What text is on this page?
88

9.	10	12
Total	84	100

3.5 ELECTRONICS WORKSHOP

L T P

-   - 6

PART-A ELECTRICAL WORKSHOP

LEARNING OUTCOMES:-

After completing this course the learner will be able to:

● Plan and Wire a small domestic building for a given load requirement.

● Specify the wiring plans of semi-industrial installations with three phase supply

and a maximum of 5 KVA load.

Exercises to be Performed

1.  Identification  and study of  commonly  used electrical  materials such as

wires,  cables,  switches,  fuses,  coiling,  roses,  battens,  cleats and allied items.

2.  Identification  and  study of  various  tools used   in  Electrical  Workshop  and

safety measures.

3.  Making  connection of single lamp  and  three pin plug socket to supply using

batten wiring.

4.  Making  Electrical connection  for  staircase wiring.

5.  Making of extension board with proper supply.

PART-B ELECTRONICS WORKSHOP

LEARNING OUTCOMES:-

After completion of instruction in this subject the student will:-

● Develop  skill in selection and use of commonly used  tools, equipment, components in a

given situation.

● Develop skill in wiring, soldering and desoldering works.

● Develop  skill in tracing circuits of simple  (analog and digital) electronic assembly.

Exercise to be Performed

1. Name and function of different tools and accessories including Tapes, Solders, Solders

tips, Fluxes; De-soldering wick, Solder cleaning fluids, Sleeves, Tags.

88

=====

Reproduce every line of the data verbatim.

What text is on this page?
88

9.	10	12
Total	84	100

3.5 ELECTRONICS WORKSHOP

L T P

-   - 6

PART-A ELECTRICAL WORKSHOP

LEARNING OUTCOMES:-

After completing this course the learner will be able to:

● Plan and Wire a small domestic building for a given load requirement.

● Specify the wiring plans of semi-industrial installations with three phase supply

and a maximum of 5 KVA load.

Exercises to be Performed

1.  Identification  and study of  commonly  used electrical  materials such as

wires,  cables,  switches,  fuses,  coiling,  roses,  battens,  cleats and allied items.

2.  Identification  and  study of  various  tools used   in  Electrical  Workshop  and

safety measures.

3.  Making  connection of single lamp  and  three pin plug socket to supply using

batten wiring.

4.  Making  Electrical connection  for  staircase wiring.

5.  Making of extension board with proper supply.

PART-B ELECTRONICS WORKSHOP

LEARNING OUTCOMES:-

After completion of instruction in this subject the student will:-

● Develop  skill in selection and use of commonly used  tools, equipment, components in a

given situation.

● Develop skill in wiring, soldering and desoldering works.

● Develop  skill in tracing circuits of simple  (analog and digital) electronic assembly.

Exercise to be Performed

1. Name and function of different tools and accessories including Tapes, Solders, Solders

tips, Fluxes; De-soldering wick, Solder cleaning fluids, Sleeves, Tags.

88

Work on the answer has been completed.